What you are asked to do: Pull out from the material below all lines with "GAVAZZI".

Material for this task:
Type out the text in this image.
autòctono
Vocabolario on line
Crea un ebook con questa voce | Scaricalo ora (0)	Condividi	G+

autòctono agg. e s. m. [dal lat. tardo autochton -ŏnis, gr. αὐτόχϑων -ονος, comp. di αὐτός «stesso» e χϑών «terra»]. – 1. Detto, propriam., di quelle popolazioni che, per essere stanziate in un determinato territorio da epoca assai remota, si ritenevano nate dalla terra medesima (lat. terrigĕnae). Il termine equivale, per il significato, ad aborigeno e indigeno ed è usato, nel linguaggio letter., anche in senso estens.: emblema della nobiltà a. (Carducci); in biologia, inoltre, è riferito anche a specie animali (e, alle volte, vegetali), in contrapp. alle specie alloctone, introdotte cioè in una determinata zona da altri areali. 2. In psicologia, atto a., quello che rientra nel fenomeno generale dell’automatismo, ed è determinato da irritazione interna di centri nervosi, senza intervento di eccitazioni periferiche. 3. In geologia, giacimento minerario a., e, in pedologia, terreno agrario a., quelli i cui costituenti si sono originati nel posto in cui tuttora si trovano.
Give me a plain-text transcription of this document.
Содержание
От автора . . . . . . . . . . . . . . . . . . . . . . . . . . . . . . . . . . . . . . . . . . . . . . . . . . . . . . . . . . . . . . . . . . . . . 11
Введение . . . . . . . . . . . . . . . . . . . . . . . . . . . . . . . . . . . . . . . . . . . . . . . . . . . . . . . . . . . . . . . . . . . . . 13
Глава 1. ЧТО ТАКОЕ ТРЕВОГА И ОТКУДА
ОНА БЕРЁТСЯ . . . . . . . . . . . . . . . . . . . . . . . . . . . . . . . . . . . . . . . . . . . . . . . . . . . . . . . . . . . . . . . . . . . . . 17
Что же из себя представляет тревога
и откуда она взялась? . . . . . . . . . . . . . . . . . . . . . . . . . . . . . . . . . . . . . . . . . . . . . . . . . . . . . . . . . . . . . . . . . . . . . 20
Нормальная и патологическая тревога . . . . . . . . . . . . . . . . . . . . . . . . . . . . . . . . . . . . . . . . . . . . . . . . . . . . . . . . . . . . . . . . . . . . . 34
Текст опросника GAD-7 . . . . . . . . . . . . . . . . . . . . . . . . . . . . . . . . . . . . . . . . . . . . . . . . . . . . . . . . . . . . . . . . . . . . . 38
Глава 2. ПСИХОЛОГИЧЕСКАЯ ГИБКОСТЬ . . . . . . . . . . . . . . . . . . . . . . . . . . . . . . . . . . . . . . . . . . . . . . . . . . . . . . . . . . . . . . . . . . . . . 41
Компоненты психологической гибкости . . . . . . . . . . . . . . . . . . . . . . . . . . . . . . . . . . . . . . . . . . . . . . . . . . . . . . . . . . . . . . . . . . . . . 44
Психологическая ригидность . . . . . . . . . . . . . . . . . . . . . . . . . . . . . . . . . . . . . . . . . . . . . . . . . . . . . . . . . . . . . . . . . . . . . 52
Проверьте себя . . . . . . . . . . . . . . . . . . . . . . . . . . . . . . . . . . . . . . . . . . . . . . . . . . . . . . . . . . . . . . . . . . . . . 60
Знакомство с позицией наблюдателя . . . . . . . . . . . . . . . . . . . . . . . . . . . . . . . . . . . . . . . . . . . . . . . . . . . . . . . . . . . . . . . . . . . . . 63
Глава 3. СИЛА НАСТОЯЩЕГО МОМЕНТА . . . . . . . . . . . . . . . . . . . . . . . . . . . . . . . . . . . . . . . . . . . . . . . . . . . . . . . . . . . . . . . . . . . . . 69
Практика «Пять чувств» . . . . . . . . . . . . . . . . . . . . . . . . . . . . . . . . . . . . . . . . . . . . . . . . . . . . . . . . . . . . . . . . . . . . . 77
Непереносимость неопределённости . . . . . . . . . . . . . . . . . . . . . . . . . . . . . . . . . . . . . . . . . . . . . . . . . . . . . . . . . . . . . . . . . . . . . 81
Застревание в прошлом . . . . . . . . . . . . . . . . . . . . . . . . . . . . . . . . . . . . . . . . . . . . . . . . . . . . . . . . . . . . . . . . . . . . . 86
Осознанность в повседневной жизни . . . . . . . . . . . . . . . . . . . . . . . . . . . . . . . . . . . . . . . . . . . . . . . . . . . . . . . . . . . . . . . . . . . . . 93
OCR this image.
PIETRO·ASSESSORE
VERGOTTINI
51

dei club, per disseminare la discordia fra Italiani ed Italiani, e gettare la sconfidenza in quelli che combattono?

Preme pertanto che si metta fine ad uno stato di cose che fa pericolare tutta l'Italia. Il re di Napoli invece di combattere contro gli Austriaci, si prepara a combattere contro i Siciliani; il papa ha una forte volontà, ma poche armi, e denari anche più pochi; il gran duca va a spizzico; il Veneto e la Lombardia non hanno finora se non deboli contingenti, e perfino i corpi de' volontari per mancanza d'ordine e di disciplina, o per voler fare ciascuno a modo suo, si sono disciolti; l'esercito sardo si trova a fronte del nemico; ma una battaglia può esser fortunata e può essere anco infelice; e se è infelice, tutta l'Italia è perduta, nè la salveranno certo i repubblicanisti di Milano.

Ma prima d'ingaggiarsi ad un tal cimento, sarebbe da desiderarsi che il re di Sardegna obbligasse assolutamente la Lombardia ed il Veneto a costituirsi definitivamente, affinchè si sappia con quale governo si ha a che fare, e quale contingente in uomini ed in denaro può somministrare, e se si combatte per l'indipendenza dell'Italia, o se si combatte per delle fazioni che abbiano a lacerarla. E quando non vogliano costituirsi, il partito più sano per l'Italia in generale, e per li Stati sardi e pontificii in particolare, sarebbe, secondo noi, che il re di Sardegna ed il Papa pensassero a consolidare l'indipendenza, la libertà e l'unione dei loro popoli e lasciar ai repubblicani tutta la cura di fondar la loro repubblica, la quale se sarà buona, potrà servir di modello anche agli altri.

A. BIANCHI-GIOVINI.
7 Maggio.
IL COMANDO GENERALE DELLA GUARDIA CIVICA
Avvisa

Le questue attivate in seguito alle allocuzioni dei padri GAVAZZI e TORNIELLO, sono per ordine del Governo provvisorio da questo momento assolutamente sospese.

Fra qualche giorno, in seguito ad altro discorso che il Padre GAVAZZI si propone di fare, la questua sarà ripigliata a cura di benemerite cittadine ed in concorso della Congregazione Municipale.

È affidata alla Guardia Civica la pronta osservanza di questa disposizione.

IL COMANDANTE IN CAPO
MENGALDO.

Full answer:
Le questue attivate in seguito alle allocuzioni dei padri GAVAZZI e TORNIELLO, sono per ordine del Governo provvisorio da questo momento assolutamente sospese.
Fra qualche giorno, in seguito ad altro discorso che il Padre GAVAZZI si propone di fare, la questua sarà ripigliata a cura di benemerite cittadine ed in concorso della Congregazione Municipale.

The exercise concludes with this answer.